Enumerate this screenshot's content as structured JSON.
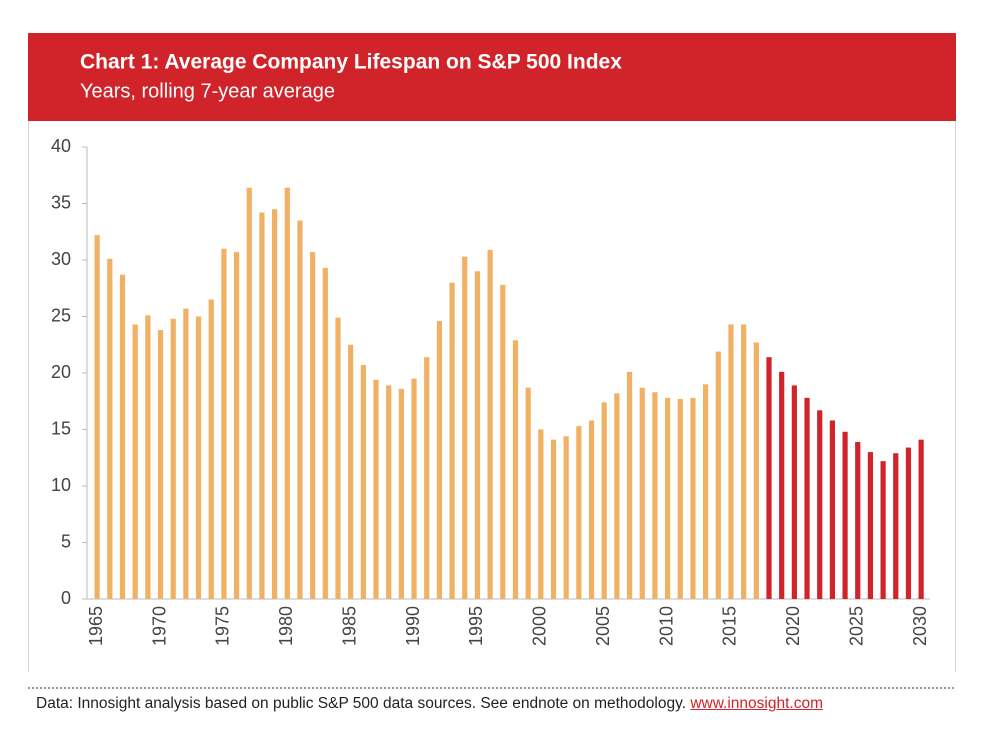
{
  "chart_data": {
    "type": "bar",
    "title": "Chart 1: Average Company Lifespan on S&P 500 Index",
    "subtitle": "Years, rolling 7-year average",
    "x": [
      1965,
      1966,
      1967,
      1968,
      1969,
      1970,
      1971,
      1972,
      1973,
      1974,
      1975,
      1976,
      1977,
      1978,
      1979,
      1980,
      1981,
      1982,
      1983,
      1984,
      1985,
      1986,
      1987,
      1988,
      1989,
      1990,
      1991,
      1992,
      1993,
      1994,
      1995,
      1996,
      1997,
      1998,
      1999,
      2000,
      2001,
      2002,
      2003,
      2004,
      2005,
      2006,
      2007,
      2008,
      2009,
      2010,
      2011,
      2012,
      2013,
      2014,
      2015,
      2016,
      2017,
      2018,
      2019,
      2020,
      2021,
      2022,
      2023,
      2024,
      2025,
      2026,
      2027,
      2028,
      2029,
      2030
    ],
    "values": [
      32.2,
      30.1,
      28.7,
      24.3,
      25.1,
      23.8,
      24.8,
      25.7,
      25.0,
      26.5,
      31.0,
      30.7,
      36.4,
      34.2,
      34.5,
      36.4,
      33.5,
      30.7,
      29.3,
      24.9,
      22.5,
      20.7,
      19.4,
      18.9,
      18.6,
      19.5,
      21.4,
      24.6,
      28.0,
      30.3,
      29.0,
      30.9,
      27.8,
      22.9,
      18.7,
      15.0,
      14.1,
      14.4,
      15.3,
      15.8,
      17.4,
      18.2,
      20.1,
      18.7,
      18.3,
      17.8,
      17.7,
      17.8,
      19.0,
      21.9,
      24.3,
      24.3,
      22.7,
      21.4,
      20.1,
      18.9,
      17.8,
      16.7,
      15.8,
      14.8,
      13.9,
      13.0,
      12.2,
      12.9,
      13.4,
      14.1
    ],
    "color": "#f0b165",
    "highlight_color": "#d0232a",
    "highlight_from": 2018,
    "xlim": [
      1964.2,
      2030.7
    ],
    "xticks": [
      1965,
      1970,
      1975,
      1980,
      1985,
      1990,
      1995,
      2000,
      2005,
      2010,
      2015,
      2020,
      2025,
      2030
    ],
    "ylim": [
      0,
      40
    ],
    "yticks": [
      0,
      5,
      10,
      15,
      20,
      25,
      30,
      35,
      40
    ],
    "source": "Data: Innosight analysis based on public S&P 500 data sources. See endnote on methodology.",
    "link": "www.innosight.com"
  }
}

Set exercise
Print every entry exactly as written, without the pictures.

Solution to the problem
Enumerate this screenshot's content as structured JSON.
{
  "chart_data": {
    "type": "bar",
    "title": "Chart 1: Average Company Lifespan on S&P 500 Index",
    "subtitle": "Years, rolling 7-year average",
    "x": [
      1965,
      1966,
      1967,
      1968,
      1969,
      1970,
      1971,
      1972,
      1973,
      1974,
      1975,
      1976,
      1977,
      1978,
      1979,
      1980,
      1981,
      1982,
      1983,
      1984,
      1985,
      1986,
      1987,
      1988,
      1989,
      1990,
      1991,
      1992,
      1993,
      1994,
      1995,
      1996,
      1997,
      1998,
      1999,
      2000,
      2001,
      2002,
      2003,
      2004,
      2005,
      2006,
      2007,
      2008,
      2009,
      2010,
      2011,
      2012,
      2013,
      2014,
      2015,
      2016,
      2017,
      2018,
      2019,
      2020,
      2021,
      2022,
      2023,
      2024,
      2025,
      2026,
      2027,
      2028,
      2029,
      2030
    ],
    "values": [
      32.2,
      30.1,
      28.7,
      24.3,
      25.1,
      23.8,
      24.8,
      25.7,
      25.0,
      26.5,
      31.0,
      30.7,
      36.4,
      34.2,
      34.5,
      36.4,
      33.5,
      30.7,
      29.3,
      24.9,
      22.5,
      20.7,
      19.4,
      18.9,
      18.6,
      19.5,
      21.4,
      24.6,
      28.0,
      30.3,
      29.0,
      30.9,
      27.8,
      22.9,
      18.7,
      15.0,
      14.1,
      14.4,
      15.3,
      15.8,
      17.4,
      18.2,
      20.1,
      18.7,
      18.3,
      17.8,
      17.7,
      17.8,
      19.0,
      21.9,
      24.3,
      24.3,
      22.7,
      21.4,
      20.1,
      18.9,
      17.8,
      16.7,
      15.8,
      14.8,
      13.9,
      13.0,
      12.2,
      12.9,
      13.4,
      14.1
    ],
    "color": "#f0b165",
    "highlight_color": "#d0232a",
    "highlight_from": 2018,
    "xlim": [
      1964.2,
      2030.7
    ],
    "xticks": [
      1965,
      1970,
      1975,
      1980,
      1985,
      1990,
      1995,
      2000,
      2005,
      2010,
      2015,
      2020,
      2025,
      2030
    ],
    "ylim": [
      0,
      40
    ],
    "yticks": [
      0,
      5,
      10,
      15,
      20,
      25,
      30,
      35,
      40
    ],
    "source": "Data: Innosight analysis based on public S&P 500 data sources. See endnote on methodology.",
    "link": "www.innosight.com"
  }
}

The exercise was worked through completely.